» **Your instructions**
Repeat everything in the material exactly.

Dataset excerpts
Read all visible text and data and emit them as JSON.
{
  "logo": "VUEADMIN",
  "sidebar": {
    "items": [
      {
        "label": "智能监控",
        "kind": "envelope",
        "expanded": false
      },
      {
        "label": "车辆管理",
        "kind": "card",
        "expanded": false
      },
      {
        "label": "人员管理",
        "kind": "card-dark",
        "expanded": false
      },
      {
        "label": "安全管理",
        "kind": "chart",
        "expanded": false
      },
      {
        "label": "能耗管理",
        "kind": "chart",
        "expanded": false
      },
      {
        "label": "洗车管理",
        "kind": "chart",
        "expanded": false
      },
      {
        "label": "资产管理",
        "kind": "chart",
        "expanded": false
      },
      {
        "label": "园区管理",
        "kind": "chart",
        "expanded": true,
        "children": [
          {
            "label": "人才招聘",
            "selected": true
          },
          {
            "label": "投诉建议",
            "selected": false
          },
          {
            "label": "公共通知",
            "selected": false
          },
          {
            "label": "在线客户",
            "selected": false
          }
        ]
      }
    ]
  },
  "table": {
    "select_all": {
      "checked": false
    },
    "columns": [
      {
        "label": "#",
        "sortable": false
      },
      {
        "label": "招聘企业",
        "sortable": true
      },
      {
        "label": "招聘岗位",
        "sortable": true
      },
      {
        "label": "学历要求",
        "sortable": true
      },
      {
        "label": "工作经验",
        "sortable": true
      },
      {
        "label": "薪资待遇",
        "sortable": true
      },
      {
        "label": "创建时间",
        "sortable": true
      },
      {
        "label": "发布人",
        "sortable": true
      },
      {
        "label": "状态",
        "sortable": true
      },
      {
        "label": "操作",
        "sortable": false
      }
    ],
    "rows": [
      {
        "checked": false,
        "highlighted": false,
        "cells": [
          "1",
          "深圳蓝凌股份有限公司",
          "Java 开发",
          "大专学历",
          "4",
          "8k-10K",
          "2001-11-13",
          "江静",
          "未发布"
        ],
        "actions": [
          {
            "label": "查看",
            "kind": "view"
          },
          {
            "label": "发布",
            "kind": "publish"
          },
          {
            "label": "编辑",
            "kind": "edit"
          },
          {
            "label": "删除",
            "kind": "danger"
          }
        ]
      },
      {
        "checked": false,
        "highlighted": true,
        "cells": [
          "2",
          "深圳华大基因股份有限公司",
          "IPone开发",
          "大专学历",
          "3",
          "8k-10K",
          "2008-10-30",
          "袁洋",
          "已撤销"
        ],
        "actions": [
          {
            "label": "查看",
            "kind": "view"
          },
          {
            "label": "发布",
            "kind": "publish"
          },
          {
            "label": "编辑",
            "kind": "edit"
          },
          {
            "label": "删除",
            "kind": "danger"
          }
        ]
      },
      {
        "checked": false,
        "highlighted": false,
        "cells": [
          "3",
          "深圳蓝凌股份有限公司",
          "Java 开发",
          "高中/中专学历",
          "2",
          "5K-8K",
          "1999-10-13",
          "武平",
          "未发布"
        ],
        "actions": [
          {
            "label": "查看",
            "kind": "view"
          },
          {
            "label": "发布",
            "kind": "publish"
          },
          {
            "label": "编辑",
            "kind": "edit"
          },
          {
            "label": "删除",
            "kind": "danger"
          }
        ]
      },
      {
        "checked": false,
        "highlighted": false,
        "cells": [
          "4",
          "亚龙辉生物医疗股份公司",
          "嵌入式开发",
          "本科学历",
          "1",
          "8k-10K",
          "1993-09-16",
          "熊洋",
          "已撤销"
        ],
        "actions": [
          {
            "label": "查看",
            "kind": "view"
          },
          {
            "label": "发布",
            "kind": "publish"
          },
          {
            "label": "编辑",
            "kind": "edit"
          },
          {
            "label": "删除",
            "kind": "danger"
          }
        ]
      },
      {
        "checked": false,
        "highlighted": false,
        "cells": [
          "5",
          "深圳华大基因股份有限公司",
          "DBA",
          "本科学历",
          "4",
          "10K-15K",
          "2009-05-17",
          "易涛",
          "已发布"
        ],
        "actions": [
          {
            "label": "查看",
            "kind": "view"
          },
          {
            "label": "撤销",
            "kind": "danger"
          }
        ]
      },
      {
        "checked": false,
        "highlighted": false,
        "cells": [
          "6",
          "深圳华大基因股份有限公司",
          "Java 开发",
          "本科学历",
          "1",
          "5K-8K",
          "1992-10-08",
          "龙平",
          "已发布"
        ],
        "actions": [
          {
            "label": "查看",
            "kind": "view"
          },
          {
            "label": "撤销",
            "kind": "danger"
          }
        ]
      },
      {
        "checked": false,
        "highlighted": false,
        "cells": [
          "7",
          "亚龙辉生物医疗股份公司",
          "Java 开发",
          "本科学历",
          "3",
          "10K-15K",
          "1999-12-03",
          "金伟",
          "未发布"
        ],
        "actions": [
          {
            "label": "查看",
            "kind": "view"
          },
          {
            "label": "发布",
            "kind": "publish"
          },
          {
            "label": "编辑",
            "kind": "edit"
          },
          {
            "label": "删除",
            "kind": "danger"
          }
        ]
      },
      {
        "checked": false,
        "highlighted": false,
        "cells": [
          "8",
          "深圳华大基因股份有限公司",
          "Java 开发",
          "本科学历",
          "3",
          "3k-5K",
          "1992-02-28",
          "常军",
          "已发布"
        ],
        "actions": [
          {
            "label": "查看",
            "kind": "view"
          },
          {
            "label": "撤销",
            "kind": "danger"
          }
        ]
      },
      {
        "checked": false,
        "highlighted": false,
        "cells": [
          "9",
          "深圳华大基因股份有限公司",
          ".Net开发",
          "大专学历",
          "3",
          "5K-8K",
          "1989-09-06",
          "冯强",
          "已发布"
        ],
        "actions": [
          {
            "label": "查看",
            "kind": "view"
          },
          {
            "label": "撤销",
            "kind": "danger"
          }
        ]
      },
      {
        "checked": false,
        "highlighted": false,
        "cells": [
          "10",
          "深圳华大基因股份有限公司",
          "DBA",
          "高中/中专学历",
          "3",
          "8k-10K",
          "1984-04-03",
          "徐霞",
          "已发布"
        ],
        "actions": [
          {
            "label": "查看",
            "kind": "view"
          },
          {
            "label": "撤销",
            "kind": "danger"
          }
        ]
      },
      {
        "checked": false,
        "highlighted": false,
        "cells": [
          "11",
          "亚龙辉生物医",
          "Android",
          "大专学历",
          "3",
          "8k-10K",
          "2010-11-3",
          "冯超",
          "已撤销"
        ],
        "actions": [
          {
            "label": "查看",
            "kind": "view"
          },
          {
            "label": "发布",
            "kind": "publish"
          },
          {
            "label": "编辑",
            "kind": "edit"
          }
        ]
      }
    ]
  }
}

» **Completed exercise**
Read all visible text and data and emit them as JSON.
{
  "logo": "VUEADMIN",
  "sidebar": {
    "items": [
      {
        "label": "智能监控",
        "kind": "envelope",
        "expanded": false
      },
      {
        "label": "车辆管理",
        "kind": "card",
        "expanded": false
      },
      {
        "label": "人员管理",
        "kind": "card-dark",
        "expanded": false
      },
      {
        "label": "安全管理",
        "kind": "chart",
        "expanded": false
      },
      {
        "label": "能耗管理",
        "kind": "chart",
        "expanded": false
      },
      {
        "label": "洗车管理",
        "kind": "chart",
        "expanded": false
      },
      {
        "label": "资产管理",
        "kind": "chart",
        "expanded": false
      },
      {
        "label": "园区管理",
        "kind": "chart",
        "expanded": true,
        "children": [
          {
            "label": "人才招聘",
            "selected": true
          },
          {
            "label": "投诉建议",
            "selected": false
          },
          {
            "label": "公共通知",
            "selected": false
          },
          {
            "label": "在线客户",
            "selected": false
          }
        ]
      }
    ]
  },
  "table": {
    "select_all": {
      "checked": false
    },
    "columns": [
      {
        "label": "#",
        "sortable": false
      },
      {
        "label": "招聘企业",
        "sortable": true
      },
      {
        "label": "招聘岗位",
        "sortable": true
      },
      {
        "label": "学历要求",
        "sortable": true
      },
      {
        "label": "工作经验",
        "sortable": true
      },
      {
        "label": "薪资待遇",
        "sortable": true
      },
      {
        "label": "创建时间",
        "sortable": true
      },
      {
        "label": "发布人",
        "sortable": true
      },
      {
        "label": "状态",
        "sortable": true
      },
      {
        "label": "操作",
        "sortable": false
      }
    ],
    "rows": [
      {
        "checked": false,
        "highlighted": false,
        "cells": [
          "1",
          "深圳蓝凌股份有限公司",
          "Java 开发",
          "大专学历",
          "4",
          "8k-10K",
          "2001-11-13",
          "江静",
          "未发布"
        ],
        "actions": [
          {
            "label": "查看",
            "kind": "view"
          },
          {
            "label": "发布",
            "kind": "publish"
          },
          {
            "label": "编辑",
            "kind": "edit"
          },
          {
            "label": "删除",
            "kind": "danger"
          }
        ]
      },
      {
        "checked": false,
        "highlighted": true,
        "cells": [
          "2",
          "深圳华大基因股份有限公司",
          "IPone开发",
          "大专学历",
          "3",
          "8k-10K",
          "2008-10-30",
          "袁洋",
          "已撤销"
        ],
        "actions": [
          {
            "label": "查看",
            "kind": "view"
          },
          {
            "label": "发布",
            "kind": "publish"
          },
          {
            "label": "编辑",
            "kind": "edit"
          },
          {
            "label": "删除",
            "kind": "danger"
          }
        ]
      },
      {
        "checked": false,
        "highlighted": false,
        "cells": [
          "3",
          "深圳蓝凌股份有限公司",
          "Java 开发",
          "高中/中专学历",
          "2",
          "5K-8K",
          "1999-10-13",
          "武平",
          "未发布"
        ],
        "actions": [
          {
            "label": "查看",
            "kind": "view"
          },
          {
            "label": "发布",
            "kind": "publish"
          },
          {
            "label": "编辑",
            "kind": "edit"
          },
          {
            "label": "删除",
            "kind": "danger"
          }
        ]
      },
      {
        "checked": false,
        "highlighted": false,
        "cells": [
          "4",
          "亚龙辉生物医疗股份公司",
          "嵌入式开发",
          "本科学历",
          "1",
          "8k-10K",
          "1993-09-16",
          "熊洋",
          "已撤销"
        ],
        "actions": [
          {
            "label": "查看",
            "kind": "view"
          },
          {
            "label": "发布",
            "kind": "publish"
          },
          {
            "label": "编辑",
            "kind": "edit"
          },
          {
            "label": "删除",
            "kind": "danger"
          }
        ]
      },
      {
        "checked": false,
        "highlighted": false,
        "cells": [
          "5",
          "深圳华大基因股份有限公司",
          "DBA",
          "本科学历",
          "4",
          "10K-15K",
          "2009-05-17",
          "易涛",
          "已发布"
        ],
        "actions": [
          {
            "label": "查看",
            "kind": "view"
          },
          {
            "label": "撤销",
            "kind": "danger"
          }
        ]
      },
      {
        "checked": false,
        "highlighted": false,
        "cells": [
          "6",
          "深圳华大基因股份有限公司",
          "Java 开发",
          "本科学历",
          "1",
          "5K-8K",
          "1992-10-08",
          "龙平",
          "已发布"
        ],
        "actions": [
          {
            "label": "查看",
            "kind": "view"
          },
          {
            "label": "撤销",
            "kind": "danger"
          }
        ]
      },
      {
        "checked": false,
        "highlighted": false,
        "cells": [
          "7",
          "亚龙辉生物医疗股份公司",
          "Java 开发",
          "本科学历",
          "3",
          "10K-15K",
          "1999-12-03",
          "金伟",
          "未发布"
        ],
        "actions": [
          {
            "label": "查看",
            "kind": "view"
          },
          {
            "label": "发布",
            "kind": "publish"
          },
          {
            "label": "编辑",
            "kind": "edit"
          },
          {
            "label": "删除",
            "kind": "danger"
          }
        ]
      },
      {
        "checked": false,
        "highlighted": false,
        "cells": [
          "8",
          "深圳华大基因股份有限公司",
          "Java 开发",
          "本科学历",
          "3",
          "3k-5K",
          "1992-02-28",
          "常军",
          "已发布"
        ],
        "actions": [
          {
            "label": "查看",
            "kind": "view"
          },
          {
            "label": "撤销",
            "kind": "danger"
          }
        ]
      },
      {
        "checked": false,
        "highlighted": false,
        "cells": [
          "9",
          "深圳华大基因股份有限公司",
          ".Net开发",
          "大专学历",
          "3",
          "5K-8K",
          "1989-09-06",
          "冯强",
          "已发布"
        ],
        "actions": [
          {
            "label": "查看",
            "kind": "view"
          },
          {
            "label": "撤销",
            "kind": "danger"
          }
        ]
      },
      {
        "checked": false,
        "highlighted": false,
        "cells": [
          "10",
          "深圳华大基因股份有限公司",
          "DBA",
          "高中/中专学历",
          "3",
          "8k-10K",
          "1984-04-03",
          "徐霞",
          "已发布"
        ],
        "actions": [
          {
            "label": "查看",
            "kind": "view"
          },
          {
            "label": "撤销",
            "kind": "danger"
          }
        ]
      },
      {
        "checked": false,
        "highlighted": false,
        "cells": [
          "11",
          "亚龙辉生物医",
          "Android",
          "大专学历",
          "3",
          "8k-10K",
          "2010-11-3",
          "冯超",
          "已撤销"
        ],
        "actions": [
          {
            "label": "查看",
            "kind": "view"
          },
          {
            "label": "发布",
            "kind": "publish"
          },
          {
            "label": "编辑",
            "kind": "edit"
          }
        ]
      }
    ]
  }
}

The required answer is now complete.